Items listed in a dataset:
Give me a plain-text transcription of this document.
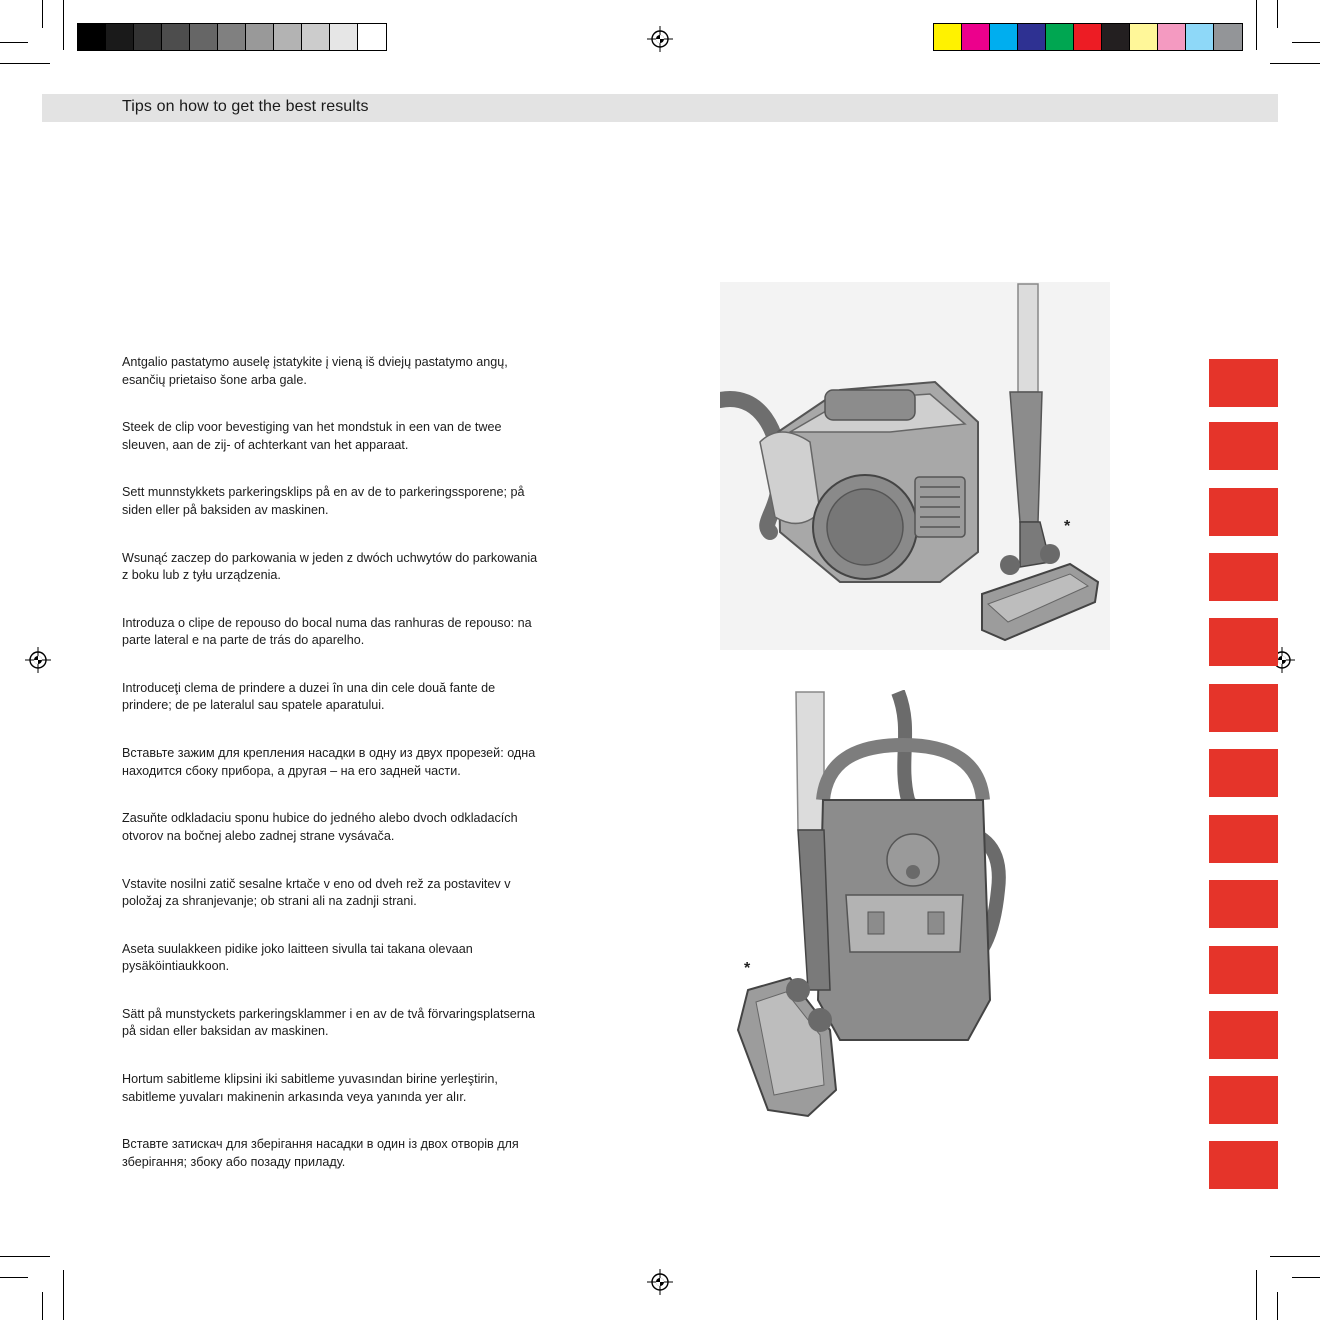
Tips on how to get the best results
Antgalio pastatymo auselę įstatykite į vieną iš dviejų pastatymo angų,
esančių prietaiso šone arba gale.
Steek de clip voor bevestiging van het mondstuk in een van de twee
sleuven, aan de zij- of achterkant van het apparaat.
Sett munnstykkets parkeringsklips på en av de to parkeringssporene; på
siden eller på baksiden av maskinen.
Wsunąć zaczep do parkowania w jeden z dwóch uchwytów do parkowania
z boku lub z tyłu urządzenia.
Introduza o clipe de repouso do bocal numa das ranhuras de repouso: na
parte lateral e na parte de trás do aparelho.
Introduceţi clema de prindere a duzei în una din cele două fante de
prindere; de pe lateralul sau spatele aparatului.
Вставьте зажим для крепления насадки в одну из двух прорезей: одна
находится сбоку прибора, а другая – на его задней части.
Zasuňte odkladaciu sponu hubice do jedného alebo dvoch odkladacích
otvorov na bočnej alebo zadnej strane vysávača.
Vstavite nosilni zatič sesalne krtače v eno od dveh rež za postavitev v
položaj za shranjevanje; ob strani ali na zadnji strani.
Aseta suulakkeen pidike joko laitteen sivulla tai takana olevaan
pysäköintiaukkoon.
Sätt på munstyckets parkeringsklammer i en av de två förvaringsplatserna
på sidan eller baksidan av maskinen.
Hortum sabitleme klipsini iki sabitleme yuvasından birine yerleştirin,
sabitleme yuvaları makinenin arkasında veya yanında yer alır.
Вставте затискач для зберігання насадки в один із двох отворів для
зберігання; збоку або позаду приладу.
*
*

- The exercise
Reproduce every entry word for word, but skip any pictures.

- Exercise solution
Give me a plain-text transcription of this document.
Tips on how to get the best results
Antgalio pastatymo auselę įstatykite į vieną iš dviejų pastatymo angų,
esančių prietaiso šone arba gale.
Steek de clip voor bevestiging van het mondstuk in een van de twee
sleuven, aan de zij- of achterkant van het apparaat.
Sett munnstykkets parkeringsklips på en av de to parkeringssporene; på
siden eller på baksiden av maskinen.
Wsunąć zaczep do parkowania w jeden z dwóch uchwytów do parkowania
z boku lub z tyłu urządzenia.
Introduza o clipe de repouso do bocal numa das ranhuras de repouso: na
parte lateral e na parte de trás do aparelho.
Introduceţi clema de prindere a duzei în una din cele două fante de
prindere; de pe lateralul sau spatele aparatului.
Вставьте зажим для крепления насадки в одну из двух прорезей: одна
находится сбоку прибора, а другая – на его задней части.
Zasuňte odkladaciu sponu hubice do jedného alebo dvoch odkladacích
otvorov na bočnej alebo zadnej strane vysávača.
Vstavite nosilni zatič sesalne krtače v eno od dveh rež za postavitev v
položaj za shranjevanje; ob strani ali na zadnji strani.
Aseta suulakkeen pidike joko laitteen sivulla tai takana olevaan
pysäköintiaukkoon.
Sätt på munstyckets parkeringsklammer i en av de två förvaringsplatserna
på sidan eller baksidan av maskinen.
Hortum sabitleme klipsini iki sabitleme yuvasından birine yerleştirin,
sabitleme yuvaları makinenin arkasında veya yanında yer alır.
Вставте затискач для зберігання насадки в один із двох отворів для
зберігання; збоку або позаду приладу.
*
*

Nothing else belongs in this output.